Data extracted from a collection
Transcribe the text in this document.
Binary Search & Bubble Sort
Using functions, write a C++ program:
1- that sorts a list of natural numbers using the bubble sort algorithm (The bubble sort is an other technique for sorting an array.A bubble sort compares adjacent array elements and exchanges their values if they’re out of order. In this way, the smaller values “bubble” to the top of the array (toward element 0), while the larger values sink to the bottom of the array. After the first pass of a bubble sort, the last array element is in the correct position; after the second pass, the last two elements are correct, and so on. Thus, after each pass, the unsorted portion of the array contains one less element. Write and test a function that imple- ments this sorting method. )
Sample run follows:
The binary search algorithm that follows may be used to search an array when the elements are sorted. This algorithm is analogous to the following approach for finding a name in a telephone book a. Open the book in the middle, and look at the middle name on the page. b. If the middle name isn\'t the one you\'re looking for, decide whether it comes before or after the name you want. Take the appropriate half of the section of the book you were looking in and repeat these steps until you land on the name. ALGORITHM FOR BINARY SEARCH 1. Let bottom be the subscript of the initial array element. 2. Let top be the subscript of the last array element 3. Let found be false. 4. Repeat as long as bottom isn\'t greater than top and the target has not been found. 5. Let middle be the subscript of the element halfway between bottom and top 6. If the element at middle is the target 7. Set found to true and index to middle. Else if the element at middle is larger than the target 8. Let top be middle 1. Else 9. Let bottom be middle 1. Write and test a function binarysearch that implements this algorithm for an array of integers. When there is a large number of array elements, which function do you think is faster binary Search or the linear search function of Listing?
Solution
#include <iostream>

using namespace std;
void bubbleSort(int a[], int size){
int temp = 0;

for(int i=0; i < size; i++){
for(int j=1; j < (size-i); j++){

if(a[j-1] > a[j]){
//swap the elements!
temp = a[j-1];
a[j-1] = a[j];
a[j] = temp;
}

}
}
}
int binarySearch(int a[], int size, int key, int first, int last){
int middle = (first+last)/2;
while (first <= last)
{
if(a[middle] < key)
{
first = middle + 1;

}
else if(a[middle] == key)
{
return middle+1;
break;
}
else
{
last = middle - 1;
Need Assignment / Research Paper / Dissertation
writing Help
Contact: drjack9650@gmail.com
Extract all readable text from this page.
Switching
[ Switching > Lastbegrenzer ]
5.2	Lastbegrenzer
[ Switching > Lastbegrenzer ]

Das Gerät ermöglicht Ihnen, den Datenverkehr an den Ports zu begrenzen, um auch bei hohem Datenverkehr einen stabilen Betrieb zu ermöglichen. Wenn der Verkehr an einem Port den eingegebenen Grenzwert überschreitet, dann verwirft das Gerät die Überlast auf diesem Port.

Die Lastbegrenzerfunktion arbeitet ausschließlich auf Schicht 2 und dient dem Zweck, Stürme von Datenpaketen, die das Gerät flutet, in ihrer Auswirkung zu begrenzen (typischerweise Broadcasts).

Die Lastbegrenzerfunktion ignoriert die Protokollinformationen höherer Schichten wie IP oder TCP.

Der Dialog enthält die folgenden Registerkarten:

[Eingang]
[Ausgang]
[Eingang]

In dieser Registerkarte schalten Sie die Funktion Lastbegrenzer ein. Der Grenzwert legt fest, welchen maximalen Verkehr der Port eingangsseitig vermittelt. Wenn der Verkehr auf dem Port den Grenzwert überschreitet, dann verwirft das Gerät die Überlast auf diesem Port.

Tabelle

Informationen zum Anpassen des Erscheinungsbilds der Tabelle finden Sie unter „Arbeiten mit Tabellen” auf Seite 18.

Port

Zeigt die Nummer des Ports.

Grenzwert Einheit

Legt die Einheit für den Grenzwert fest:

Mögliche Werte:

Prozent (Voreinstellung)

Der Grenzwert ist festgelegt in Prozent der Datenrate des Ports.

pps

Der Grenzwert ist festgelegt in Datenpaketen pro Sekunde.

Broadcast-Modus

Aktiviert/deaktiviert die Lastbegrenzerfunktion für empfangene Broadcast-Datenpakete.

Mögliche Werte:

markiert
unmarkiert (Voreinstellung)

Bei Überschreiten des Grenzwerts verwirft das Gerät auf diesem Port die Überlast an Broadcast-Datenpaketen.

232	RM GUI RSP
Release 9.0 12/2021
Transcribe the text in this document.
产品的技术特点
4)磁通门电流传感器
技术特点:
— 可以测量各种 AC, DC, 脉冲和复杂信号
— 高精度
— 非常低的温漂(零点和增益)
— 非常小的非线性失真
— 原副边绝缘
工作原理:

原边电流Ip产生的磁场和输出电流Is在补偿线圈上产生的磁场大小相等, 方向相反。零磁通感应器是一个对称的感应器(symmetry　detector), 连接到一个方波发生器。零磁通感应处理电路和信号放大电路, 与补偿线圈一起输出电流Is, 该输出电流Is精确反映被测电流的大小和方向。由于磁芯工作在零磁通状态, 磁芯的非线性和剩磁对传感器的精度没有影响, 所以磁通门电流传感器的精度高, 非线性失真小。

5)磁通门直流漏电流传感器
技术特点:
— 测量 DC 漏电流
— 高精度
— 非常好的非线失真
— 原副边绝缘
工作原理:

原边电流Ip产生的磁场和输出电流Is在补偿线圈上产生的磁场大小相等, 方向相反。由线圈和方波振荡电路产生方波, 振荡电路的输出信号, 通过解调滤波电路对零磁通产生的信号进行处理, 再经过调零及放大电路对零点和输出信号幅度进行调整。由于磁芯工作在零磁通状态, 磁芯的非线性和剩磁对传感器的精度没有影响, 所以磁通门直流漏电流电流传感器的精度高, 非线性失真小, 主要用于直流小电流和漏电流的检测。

## EXERCISE DESCRIPTION
Repeat the material above in full, exactly as it stands.

## EXERCISE OUTPUT
Transcribe the text in this document.
Binary Search & Bubble Sort
Using functions, write a C++ program:
1- that sorts a list of natural numbers using the bubble sort algorithm (The bubble sort is an other technique for sorting an array.A bubble sort compares adjacent array elements and exchanges their values if they’re out of order. In this way, the smaller values “bubble” to the top of the array (toward element 0), while the larger values sink to the bottom of the array. After the first pass of a bubble sort, the last array element is in the correct position; after the second pass, the last two elements are correct, and so on. Thus, after each pass, the unsorted portion of the array contains one less element. Write and test a function that imple- ments this sorting method. )
Sample run follows:
The binary search algorithm that follows may be used to search an array when the elements are sorted. This algorithm is analogous to the following approach for finding a name in a telephone book a. Open the book in the middle, and look at the middle name on the page. b. If the middle name isn\'t the one you\'re looking for, decide whether it comes before or after the name you want. Take the appropriate half of the section of the book you were looking in and repeat these steps until you land on the name. ALGORITHM FOR BINARY SEARCH 1. Let bottom be the subscript of the initial array element. 2. Let top be the subscript of the last array element 3. Let found be false. 4. Repeat as long as bottom isn\'t greater than top and the target has not been found. 5. Let middle be the subscript of the element halfway between bottom and top 6. If the element at middle is the target 7. Set found to true and index to middle. Else if the element at middle is larger than the target 8. Let top be middle 1. Else 9. Let bottom be middle 1. Write and test a function binarysearch that implements this algorithm for an array of integers. When there is a large number of array elements, which function do you think is faster binary Search or the linear search function of Listing?
Solution
#include <iostream>

using namespace std;
void bubbleSort(int a[], int size){
int temp = 0;

for(int i=0; i < size; i++){
for(int j=1; j < (size-i); j++){

if(a[j-1] > a[j]){
//swap the elements!
temp = a[j-1];
a[j-1] = a[j];
a[j] = temp;
}

}
}
}
int binarySearch(int a[], int size, int key, int first, int last){
int middle = (first+last)/2;
while (first <= last)
{
if(a[middle] < key)
{
first = middle + 1;

}
else if(a[middle] == key)
{
return middle+1;
break;
}
else
{
last = middle - 1;
Need Assignment / Research Paper / Dissertation
writing Help
Contact: drjack9650@gmail.com
Extract all readable text from this page.
Switching
[ Switching > Lastbegrenzer ]
5.2	Lastbegrenzer
[ Switching > Lastbegrenzer ]

Das Gerät ermöglicht Ihnen, den Datenverkehr an den Ports zu begrenzen, um auch bei hohem Datenverkehr einen stabilen Betrieb zu ermöglichen. Wenn der Verkehr an einem Port den eingegebenen Grenzwert überschreitet, dann verwirft das Gerät die Überlast auf diesem Port.

Die Lastbegrenzerfunktion arbeitet ausschließlich auf Schicht 2 und dient dem Zweck, Stürme von Datenpaketen, die das Gerät flutet, in ihrer Auswirkung zu begrenzen (typischerweise Broadcasts).

Die Lastbegrenzerfunktion ignoriert die Protokollinformationen höherer Schichten wie IP oder TCP.

Der Dialog enthält die folgenden Registerkarten:

[Eingang]
[Ausgang]
[Eingang]

In dieser Registerkarte schalten Sie die Funktion Lastbegrenzer ein. Der Grenzwert legt fest, welchen maximalen Verkehr der Port eingangsseitig vermittelt. Wenn der Verkehr auf dem Port den Grenzwert überschreitet, dann verwirft das Gerät die Überlast auf diesem Port.

Tabelle

Informationen zum Anpassen des Erscheinungsbilds der Tabelle finden Sie unter „Arbeiten mit Tabellen” auf Seite 18.

Port

Zeigt die Nummer des Ports.

Grenzwert Einheit

Legt die Einheit für den Grenzwert fest:

Mögliche Werte:

Prozent (Voreinstellung)

Der Grenzwert ist festgelegt in Prozent der Datenrate des Ports.

pps

Der Grenzwert ist festgelegt in Datenpaketen pro Sekunde.

Broadcast-Modus

Aktiviert/deaktiviert die Lastbegrenzerfunktion für empfangene Broadcast-Datenpakete.

Mögliche Werte:

markiert
unmarkiert (Voreinstellung)

Bei Überschreiten des Grenzwerts verwirft das Gerät auf diesem Port die Überlast an Broadcast-Datenpaketen.

232	RM GUI RSP
Release 9.0 12/2021
Transcribe the text in this document.
产品的技术特点
4)磁通门电流传感器
技术特点:
— 可以测量各种 AC, DC, 脉冲和复杂信号
— 高精度
— 非常低的温漂(零点和增益)
— 非常小的非线性失真
— 原副边绝缘
工作原理:

原边电流Ip产生的磁场和输出电流Is在补偿线圈上产生的磁场大小相等, 方向相反。零磁通感应器是一个对称的感应器(symmetry　detector), 连接到一个方波发生器。零磁通感应处理电路和信号放大电路, 与补偿线圈一起输出电流Is, 该输出电流Is精确反映被测电流的大小和方向。由于磁芯工作在零磁通状态, 磁芯的非线性和剩磁对传感器的精度没有影响, 所以磁通门电流传感器的精度高, 非线性失真小。

5)磁通门直流漏电流传感器
技术特点:
— 测量 DC 漏电流
— 高精度
— 非常好的非线失真
— 原副边绝缘
工作原理:

原边电流Ip产生的磁场和输出电流Is在补偿线圈上产生的磁场大小相等, 方向相反。由线圈和方波振荡电路产生方波, 振荡电路的输出信号, 通过解调滤波电路对零磁通产生的信号进行处理, 再经过调零及放大电路对零点和输出信号幅度进行调整。由于磁芯工作在零磁通状态, 磁芯的非线性和剩磁对传感器的精度没有影响, 所以磁通门直流漏电流电流传感器的精度高, 非线性失真小, 主要用于直流小电流和漏电流的检测。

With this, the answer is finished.